■ **Task to complete**:
Reproduce the listing below line for line, covering the stretch from its start through the line that contains "menu-item[interactable]: Plik —".

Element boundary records
- - - -
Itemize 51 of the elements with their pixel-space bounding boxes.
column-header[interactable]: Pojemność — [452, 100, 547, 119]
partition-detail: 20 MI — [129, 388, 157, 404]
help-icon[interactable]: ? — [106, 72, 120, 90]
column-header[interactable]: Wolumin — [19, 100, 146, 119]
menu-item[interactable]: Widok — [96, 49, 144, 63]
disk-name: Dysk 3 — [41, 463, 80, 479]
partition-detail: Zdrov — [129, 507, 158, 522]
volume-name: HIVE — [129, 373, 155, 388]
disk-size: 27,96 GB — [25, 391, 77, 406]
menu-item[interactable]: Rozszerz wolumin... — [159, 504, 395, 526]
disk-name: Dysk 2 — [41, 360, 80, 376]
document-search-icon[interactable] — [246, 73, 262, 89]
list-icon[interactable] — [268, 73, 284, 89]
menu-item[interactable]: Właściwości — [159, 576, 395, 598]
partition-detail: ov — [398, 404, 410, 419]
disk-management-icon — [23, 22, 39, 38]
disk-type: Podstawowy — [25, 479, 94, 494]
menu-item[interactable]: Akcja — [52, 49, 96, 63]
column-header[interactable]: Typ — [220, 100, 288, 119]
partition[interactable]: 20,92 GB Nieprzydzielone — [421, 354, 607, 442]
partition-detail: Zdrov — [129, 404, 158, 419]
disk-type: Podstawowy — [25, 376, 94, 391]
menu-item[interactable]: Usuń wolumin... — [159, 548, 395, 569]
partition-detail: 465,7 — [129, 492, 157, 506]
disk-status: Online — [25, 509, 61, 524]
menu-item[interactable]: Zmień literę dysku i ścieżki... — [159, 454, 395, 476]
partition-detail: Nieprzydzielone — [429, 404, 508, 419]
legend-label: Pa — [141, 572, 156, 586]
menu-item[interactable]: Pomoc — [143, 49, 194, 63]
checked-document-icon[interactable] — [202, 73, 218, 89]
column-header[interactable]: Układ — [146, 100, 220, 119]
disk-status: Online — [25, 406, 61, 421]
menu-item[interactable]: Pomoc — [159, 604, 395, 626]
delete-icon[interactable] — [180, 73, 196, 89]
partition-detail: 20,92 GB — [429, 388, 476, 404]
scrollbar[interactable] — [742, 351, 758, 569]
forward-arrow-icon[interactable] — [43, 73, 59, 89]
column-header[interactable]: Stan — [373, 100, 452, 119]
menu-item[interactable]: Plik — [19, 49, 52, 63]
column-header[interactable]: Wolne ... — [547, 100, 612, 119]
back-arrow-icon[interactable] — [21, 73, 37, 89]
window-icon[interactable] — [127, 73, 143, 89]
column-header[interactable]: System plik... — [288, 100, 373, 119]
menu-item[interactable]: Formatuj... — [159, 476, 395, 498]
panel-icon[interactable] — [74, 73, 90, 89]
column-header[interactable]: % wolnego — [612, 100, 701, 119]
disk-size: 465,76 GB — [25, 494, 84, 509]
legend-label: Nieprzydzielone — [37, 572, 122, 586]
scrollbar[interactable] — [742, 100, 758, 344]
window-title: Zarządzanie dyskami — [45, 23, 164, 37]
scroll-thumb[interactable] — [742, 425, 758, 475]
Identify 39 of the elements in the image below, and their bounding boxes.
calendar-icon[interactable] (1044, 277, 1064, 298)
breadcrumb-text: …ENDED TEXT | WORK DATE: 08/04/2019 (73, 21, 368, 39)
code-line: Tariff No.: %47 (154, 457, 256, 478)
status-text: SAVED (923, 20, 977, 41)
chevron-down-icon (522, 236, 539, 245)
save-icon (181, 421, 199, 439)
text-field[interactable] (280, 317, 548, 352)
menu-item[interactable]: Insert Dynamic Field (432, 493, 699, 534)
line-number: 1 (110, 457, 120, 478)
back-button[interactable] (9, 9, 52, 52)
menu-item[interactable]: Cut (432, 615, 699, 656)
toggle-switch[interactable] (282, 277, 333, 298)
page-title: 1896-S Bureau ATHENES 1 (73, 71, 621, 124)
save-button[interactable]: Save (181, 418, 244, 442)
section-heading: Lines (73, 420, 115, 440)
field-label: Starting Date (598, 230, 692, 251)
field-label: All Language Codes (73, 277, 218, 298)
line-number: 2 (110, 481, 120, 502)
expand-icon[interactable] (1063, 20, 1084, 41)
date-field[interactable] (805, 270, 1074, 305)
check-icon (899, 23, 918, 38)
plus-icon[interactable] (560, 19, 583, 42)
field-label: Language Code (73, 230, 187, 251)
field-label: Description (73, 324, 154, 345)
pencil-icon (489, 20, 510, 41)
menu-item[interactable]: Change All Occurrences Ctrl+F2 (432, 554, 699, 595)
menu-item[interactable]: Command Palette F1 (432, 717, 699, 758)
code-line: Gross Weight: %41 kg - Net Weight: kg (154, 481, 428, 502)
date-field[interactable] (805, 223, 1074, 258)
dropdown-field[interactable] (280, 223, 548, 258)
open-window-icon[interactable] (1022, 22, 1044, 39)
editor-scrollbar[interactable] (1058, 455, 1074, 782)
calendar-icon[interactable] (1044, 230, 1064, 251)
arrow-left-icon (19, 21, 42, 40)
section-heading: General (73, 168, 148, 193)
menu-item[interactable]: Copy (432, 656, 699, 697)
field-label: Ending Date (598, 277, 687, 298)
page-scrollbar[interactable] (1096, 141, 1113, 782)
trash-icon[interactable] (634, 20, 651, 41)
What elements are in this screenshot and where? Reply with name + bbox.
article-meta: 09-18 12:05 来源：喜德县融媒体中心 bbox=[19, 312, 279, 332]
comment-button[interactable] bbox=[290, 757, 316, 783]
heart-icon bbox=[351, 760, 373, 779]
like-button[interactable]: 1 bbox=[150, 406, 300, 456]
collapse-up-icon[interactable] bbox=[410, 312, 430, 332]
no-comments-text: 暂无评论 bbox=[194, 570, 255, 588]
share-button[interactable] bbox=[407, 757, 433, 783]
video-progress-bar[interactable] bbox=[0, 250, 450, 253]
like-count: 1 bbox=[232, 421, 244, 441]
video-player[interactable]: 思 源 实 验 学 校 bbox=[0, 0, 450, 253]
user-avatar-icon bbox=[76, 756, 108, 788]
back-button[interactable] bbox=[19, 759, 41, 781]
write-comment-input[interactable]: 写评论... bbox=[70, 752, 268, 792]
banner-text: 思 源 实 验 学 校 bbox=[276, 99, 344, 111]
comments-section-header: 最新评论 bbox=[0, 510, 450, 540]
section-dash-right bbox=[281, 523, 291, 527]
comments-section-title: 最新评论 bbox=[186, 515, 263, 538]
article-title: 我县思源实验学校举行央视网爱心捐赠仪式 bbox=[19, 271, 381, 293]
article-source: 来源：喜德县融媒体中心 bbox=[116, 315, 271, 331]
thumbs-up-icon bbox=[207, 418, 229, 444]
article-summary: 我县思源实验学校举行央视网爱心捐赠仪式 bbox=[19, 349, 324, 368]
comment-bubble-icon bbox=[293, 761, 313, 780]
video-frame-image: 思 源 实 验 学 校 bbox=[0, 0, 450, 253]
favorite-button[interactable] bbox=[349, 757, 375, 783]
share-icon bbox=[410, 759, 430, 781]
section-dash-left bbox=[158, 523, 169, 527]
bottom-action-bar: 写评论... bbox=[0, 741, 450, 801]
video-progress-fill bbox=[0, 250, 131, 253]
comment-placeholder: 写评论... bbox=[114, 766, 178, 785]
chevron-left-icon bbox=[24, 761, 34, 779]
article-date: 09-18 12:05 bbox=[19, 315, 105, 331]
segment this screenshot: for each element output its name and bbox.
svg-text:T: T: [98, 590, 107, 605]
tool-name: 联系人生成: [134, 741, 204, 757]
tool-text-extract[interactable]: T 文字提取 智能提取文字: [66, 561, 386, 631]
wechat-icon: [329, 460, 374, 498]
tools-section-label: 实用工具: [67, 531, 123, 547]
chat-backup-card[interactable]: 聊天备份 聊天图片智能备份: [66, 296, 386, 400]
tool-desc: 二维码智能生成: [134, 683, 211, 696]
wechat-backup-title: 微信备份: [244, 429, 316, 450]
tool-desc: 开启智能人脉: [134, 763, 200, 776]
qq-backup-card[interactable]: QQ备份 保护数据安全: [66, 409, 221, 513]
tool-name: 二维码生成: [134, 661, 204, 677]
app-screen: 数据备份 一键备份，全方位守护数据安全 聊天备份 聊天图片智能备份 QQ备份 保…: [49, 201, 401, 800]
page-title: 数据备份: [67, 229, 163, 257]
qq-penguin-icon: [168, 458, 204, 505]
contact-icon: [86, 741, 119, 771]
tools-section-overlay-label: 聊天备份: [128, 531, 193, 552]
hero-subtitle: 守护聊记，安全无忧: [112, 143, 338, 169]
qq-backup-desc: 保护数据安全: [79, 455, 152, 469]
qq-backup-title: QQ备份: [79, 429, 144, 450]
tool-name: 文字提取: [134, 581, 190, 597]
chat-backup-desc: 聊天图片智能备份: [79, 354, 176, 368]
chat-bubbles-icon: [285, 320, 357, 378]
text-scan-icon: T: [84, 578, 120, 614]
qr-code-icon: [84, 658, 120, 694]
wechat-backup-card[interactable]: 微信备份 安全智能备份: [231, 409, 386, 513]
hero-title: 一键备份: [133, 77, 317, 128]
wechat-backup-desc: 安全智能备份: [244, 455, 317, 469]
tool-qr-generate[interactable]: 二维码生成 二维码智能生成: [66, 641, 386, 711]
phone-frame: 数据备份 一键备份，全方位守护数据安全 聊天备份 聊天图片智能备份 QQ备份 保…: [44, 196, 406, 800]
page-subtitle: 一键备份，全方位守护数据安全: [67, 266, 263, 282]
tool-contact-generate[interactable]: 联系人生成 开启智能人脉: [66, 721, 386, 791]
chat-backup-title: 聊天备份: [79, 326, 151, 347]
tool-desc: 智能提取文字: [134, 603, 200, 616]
- - - -
■ **Correct response**:
Itemize 51 of the elements with their pixel-space bounding boxes.
column-header[interactable]: Pojemność — [452, 100, 547, 119]
partition-detail: 20 MI — [129, 388, 157, 404]
help-icon[interactable]: ? — [106, 72, 120, 90]
column-header[interactable]: Wolumin — [19, 100, 146, 119]
menu-item[interactable]: Widok — [96, 49, 144, 63]
disk-name: Dysk 3 — [41, 463, 80, 479]
partition-detail: Zdrov — [129, 507, 158, 522]
volume-name: HIVE — [129, 373, 155, 388]
disk-size: 27,96 GB — [25, 391, 77, 406]
menu-item[interactable]: Rozszerz wolumin... — [159, 504, 395, 526]
disk-name: Dysk 2 — [41, 360, 80, 376]
document-search-icon[interactable] — [246, 73, 262, 89]
list-icon[interactable] — [268, 73, 284, 89]
menu-item[interactable]: Właściwości — [159, 576, 395, 598]
partition-detail: ov — [398, 404, 410, 419]
disk-management-icon — [23, 22, 39, 38]
disk-type: Podstawowy — [25, 479, 94, 494]
menu-item[interactable]: Akcja — [52, 49, 96, 63]
column-header[interactable]: Typ — [220, 100, 288, 119]
partition[interactable]: 20,92 GB Nieprzydzielone — [421, 354, 607, 442]
partition-detail: Zdrov — [129, 404, 158, 419]
disk-type: Podstawowy — [25, 376, 94, 391]
menu-item[interactable]: Usuń wolumin... — [159, 548, 395, 569]
partition-detail: 465,7 — [129, 492, 157, 506]
disk-status: Online — [25, 509, 61, 524]
menu-item[interactable]: Zmień literę dysku i ścieżki... — [159, 454, 395, 476]
partition-detail: Nieprzydzielone — [429, 404, 508, 419]
legend-label: Pa — [141, 572, 156, 586]
menu-item[interactable]: Pomoc — [143, 49, 194, 63]
checked-document-icon[interactable] — [202, 73, 218, 89]
column-header[interactable]: Układ — [146, 100, 220, 119]
disk-status: Online — [25, 406, 61, 421]
menu-item[interactable]: Pomoc — [159, 604, 395, 626]
delete-icon[interactable] — [180, 73, 196, 89]
partition-detail: 20,92 GB — [429, 388, 476, 404]
scrollbar[interactable] — [742, 351, 758, 569]
forward-arrow-icon[interactable] — [43, 73, 59, 89]
column-header[interactable]: Stan — [373, 100, 452, 119]
menu-item[interactable]: Plik — [19, 49, 52, 63]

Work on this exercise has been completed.